* _WRITTEN PROBLEM_
Copy out each line below exactly as it appears.

* _ITEMS_
** Start **

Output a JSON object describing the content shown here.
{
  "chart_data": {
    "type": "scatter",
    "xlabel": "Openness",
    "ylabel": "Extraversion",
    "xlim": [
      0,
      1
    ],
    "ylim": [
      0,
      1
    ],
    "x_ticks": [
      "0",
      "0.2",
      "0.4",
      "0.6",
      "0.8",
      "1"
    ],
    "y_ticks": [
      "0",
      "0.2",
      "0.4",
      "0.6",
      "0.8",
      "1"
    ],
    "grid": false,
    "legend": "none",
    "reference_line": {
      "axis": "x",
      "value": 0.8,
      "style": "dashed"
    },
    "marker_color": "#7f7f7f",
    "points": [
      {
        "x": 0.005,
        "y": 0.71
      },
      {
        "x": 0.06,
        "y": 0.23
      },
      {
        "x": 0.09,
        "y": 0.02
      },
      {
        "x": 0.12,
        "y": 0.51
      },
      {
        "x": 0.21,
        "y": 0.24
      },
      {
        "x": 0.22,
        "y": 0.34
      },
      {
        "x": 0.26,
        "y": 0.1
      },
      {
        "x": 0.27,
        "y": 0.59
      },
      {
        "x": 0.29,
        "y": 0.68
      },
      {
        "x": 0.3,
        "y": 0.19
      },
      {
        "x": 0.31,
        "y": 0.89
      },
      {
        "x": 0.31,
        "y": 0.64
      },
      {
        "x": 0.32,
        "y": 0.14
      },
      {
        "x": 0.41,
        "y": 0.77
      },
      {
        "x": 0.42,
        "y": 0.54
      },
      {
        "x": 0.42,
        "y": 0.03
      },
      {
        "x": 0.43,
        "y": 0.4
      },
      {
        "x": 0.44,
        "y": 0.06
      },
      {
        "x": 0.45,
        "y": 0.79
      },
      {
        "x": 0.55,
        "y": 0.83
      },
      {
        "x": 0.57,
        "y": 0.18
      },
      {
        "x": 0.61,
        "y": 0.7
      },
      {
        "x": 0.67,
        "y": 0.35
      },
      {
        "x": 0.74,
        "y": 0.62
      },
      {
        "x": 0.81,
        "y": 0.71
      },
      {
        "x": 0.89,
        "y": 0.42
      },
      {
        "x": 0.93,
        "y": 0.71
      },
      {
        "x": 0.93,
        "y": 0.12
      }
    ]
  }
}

** End **

* _WORKED ANSWER_
Output a JSON object describing the content shown here.
{
  "chart_data": {
    "type": "scatter",
    "xlabel": "Openness",
    "ylabel": "Extraversion",
    "xlim": [
      0,
      1
    ],
    "ylim": [
      0,
      1
    ],
    "x_ticks": [
      "0",
      "0.2",
      "0.4",
      "0.6",
      "0.8",
      "1"
    ],
    "y_ticks": [
      "0",
      "0.2",
      "0.4",
      "0.6",
      "0.8",
      "1"
    ],
    "grid": false,
    "legend": "none",
    "reference_line": {
      "axis": "x",
      "value": 0.8,
      "style": "dashed"
    },
    "marker_color": "#7f7f7f",
    "points": [
      {
        "x": 0.005,
        "y": 0.71
      },
      {
        "x": 0.06,
        "y": 0.23
      },
      {
        "x": 0.09,
        "y": 0.02
      },
      {
        "x": 0.12,
        "y": 0.51
      },
      {
        "x": 0.21,
        "y": 0.24
      },
      {
        "x": 0.22,
        "y": 0.34
      },
      {
        "x": 0.26,
        "y": 0.1
      },
      {
        "x": 0.27,
        "y": 0.59
      },
      {
        "x": 0.29,
        "y": 0.68
      },
      {
        "x": 0.3,
        "y": 0.19
      },
      {
        "x": 0.31,
        "y": 0.89
      },
      {
        "x": 0.31,
        "y": 0.64
      },
      {
        "x": 0.32,
        "y": 0.14
      },
      {
        "x": 0.41,
        "y": 0.77
      },
      {
        "x": 0.42,
        "y": 0.54
      },
      {
        "x": 0.42,
        "y": 0.03
      },
      {
        "x": 0.43,
        "y": 0.4
      },
      {
        "x": 0.44,
        "y": 0.06
      },
      {
        "x": 0.45,
        "y": 0.79
      },
      {
        "x": 0.55,
        "y": 0.83
      },
      {
        "x": 0.57,
        "y": 0.18
      },
      {
        "x": 0.61,
        "y": 0.7
      },
      {
        "x": 0.67,
        "y": 0.35
      },
      {
        "x": 0.74,
        "y": 0.62
      },
      {
        "x": 0.81,
        "y": 0.71
      },
      {
        "x": 0.89,
        "y": 0.42
      },
      {
        "x": 0.93,
        "y": 0.71
      },
      {
        "x": 0.93,
        "y": 0.12
      }
    ]
  }
}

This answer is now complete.